Data entries:
#####

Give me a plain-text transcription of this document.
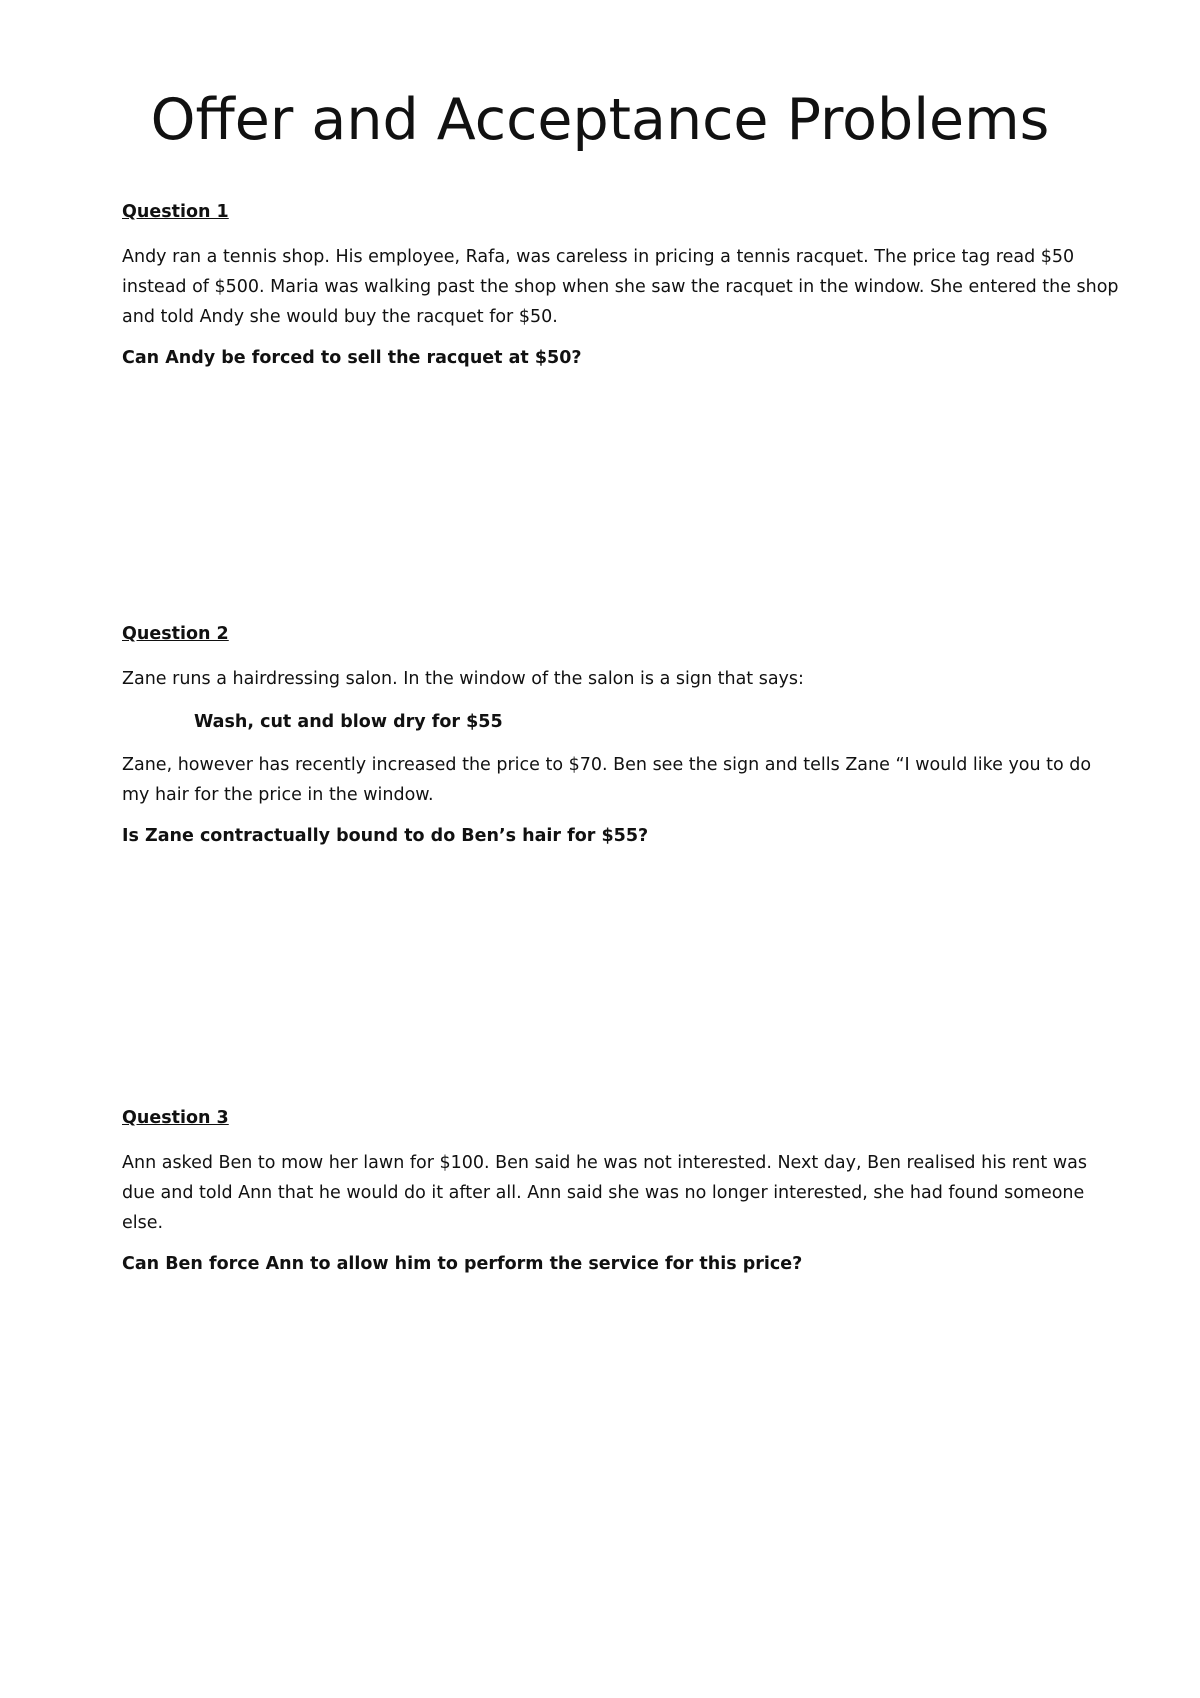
Offer and Acceptance Problems

Question 1

Andy ran a tennis shop. His employee, Rafa, was careless in pricing a tennis racquet. The price tag read $50 instead of $500. Maria was walking past the shop when she saw the racquet in the window. She entered the shop and told Andy she would buy the racquet for $50.

Can Andy be forced to sell the racquet at $50?

Question 2

Zane runs a hairdressing salon. In the window of the salon is a sign that says:

Wash, cut and blow dry for $55

Zane, however has recently increased the price to $70. Ben see the sign and tells Zane “I would like you to do my hair for the price in the window.

Is Zane contractually bound to do Ben’s hair for $55?

Question 3

Ann asked Ben to mow her lawn for $100. Ben said he was not interested. Next day, Ben realised his rent was due and told Ann that he would do it after all. Ann said she was no longer interested, she had found someone else.

Can Ben force Ann to allow him to perform the service for this price?
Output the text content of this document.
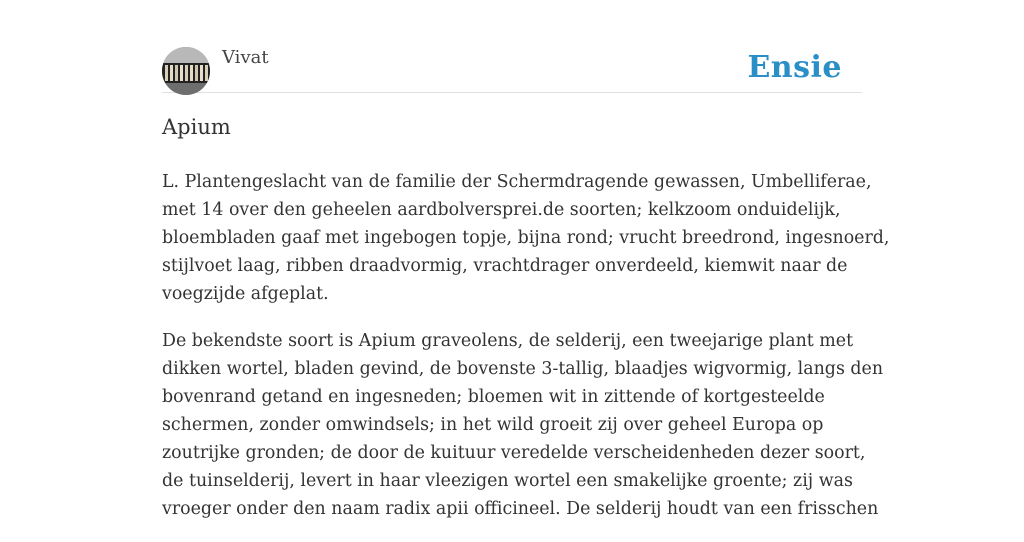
Vivat	Ensie
Apium

L. Plantengeslacht van de familie der Schermdragende gewassen, Umbelliferae,
met 14 over den geheelen aardbolversprei.de soorten; kelkzoom onduidelijk,
bloembladen gaaf met ingebogen topje, bijna rond; vrucht breedrond, ingesnoerd,
stijlvoet laag, ribben draadvormig, vrachtdrager onverdeeld, kiemwit naar de
voegzijde afgeplat.

De bekendste soort is Apium graveolens, de selderij, een tweejarige plant met
dikken wortel, bladen gevind, de bovenste 3-tallig, blaadjes wigvormig, langs den
bovenrand getand en ingesneden; bloemen wit in zittende of kortgesteelde
schermen, zonder omwindsels; in het wild groeit zij over geheel Europa op
zoutrijke gronden; de door de kuituur veredelde verscheidenheden dezer soort,
de tuinselderij, levert in haar vleezigen wortel een smakelijke groente; zij was
vroeger onder den naam radix apii officineel. De selderij houdt van een frisschen
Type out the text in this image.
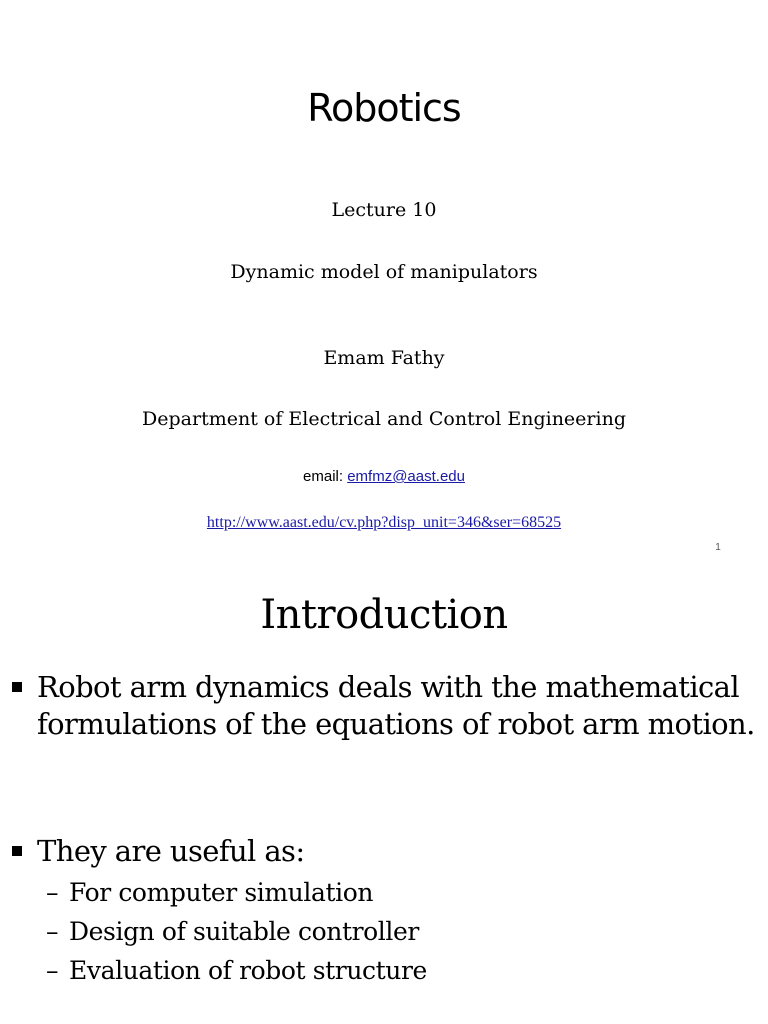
Robotics
Lecture 10
Dynamic model of manipulators
Emam Fathy
Department of Electrical and Control Engineering
email: emfmz@aast.edu
http://www.aast.edu/cv.php?disp_unit=346&ser=68525
1
Introduction
Robot arm dynamics deals with the mathematical formulations of the equations of robot arm motion.
They are useful as:
– For computer simulation
– Design of suitable controller
– Evaluation of robot structure
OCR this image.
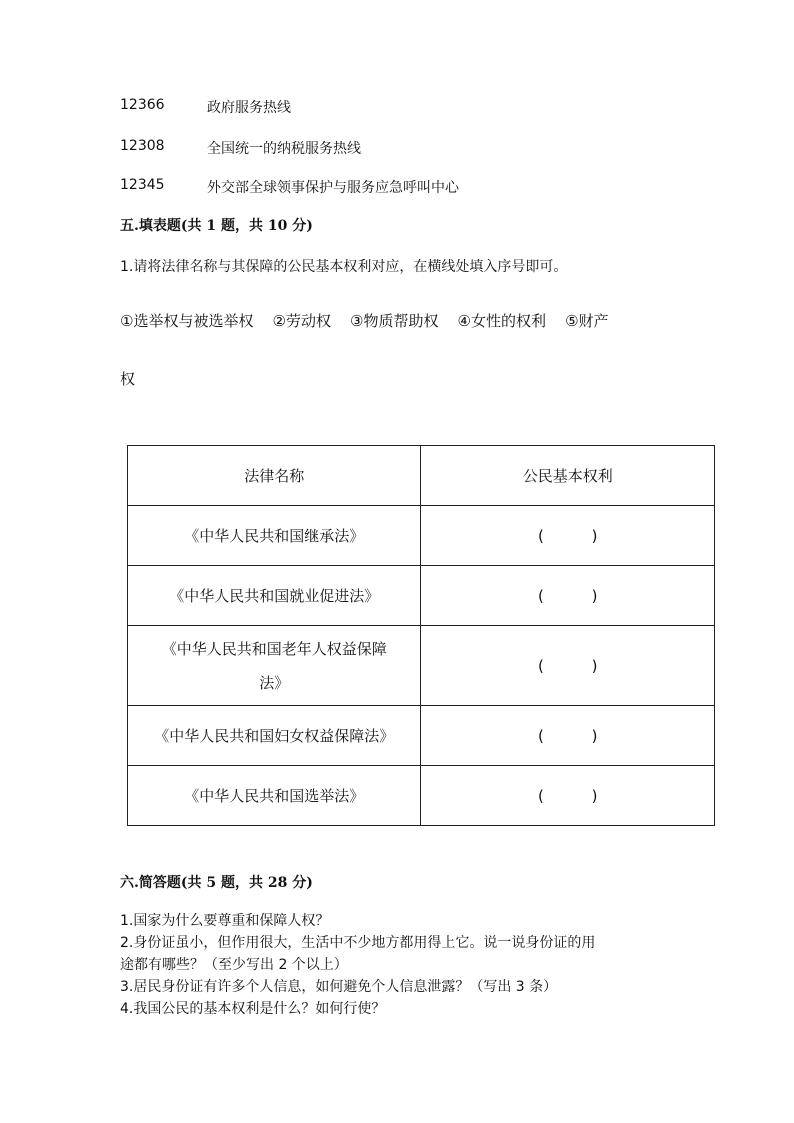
12366	政府服务热线
12308	全国统一的纳税服务热线
12345	外交部全球领事保护与服务应急呼叫中心
五.填表题(共 1 题，共 10 分)
1.请将法律名称与其保障的公民基本权利对应，在横线处填入序号即可。
①选举权与被选举权    ②劳动权    ③物质帮助权    ④女性的权利    ⑤财产
权
法律名称	公民基本权利
《中华人民共和国继承法》	(          )
《中华人民共和国就业促进法》	(          )

《中华人民共和国老年人权益保障
法》	(          )
《中华人民共和国妇女权益保障法》	(          )
《中华人民共和国选举法》	(          )
六.简答题(共 5 题，共 28 分)
1.国家为什么要尊重和保障人权？
2.身份证虽小，但作用很大，生活中不少地方都用得上它。说一说身份证的用
途都有哪些？（至少写出 2 个以上）
3.居民身份证有许多个人信息，如何避免个人信息泄露？（写出 3 条）
4.我国公民的基本权利是什么？如何行使？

#####

TASK BRIEF: Look through the data above. Each line containing the word "window" needs to be copied.

EXPECTED ANSWER:
Andy ran a tennis shop. His employee, Rafa, was careless in pricing a tennis racquet. The price tag read $50 instead of $500. Maria was walking past the shop when she saw the racquet in the window. She entered the shop and told Andy she would buy the racquet for $50.
Zane runs a hairdressing salon. In the window of the salon is a sign that says:
Zane, however has recently increased the price to $70. Ben see the sign and tells Zane “I would like you to do my hair for the price in the window.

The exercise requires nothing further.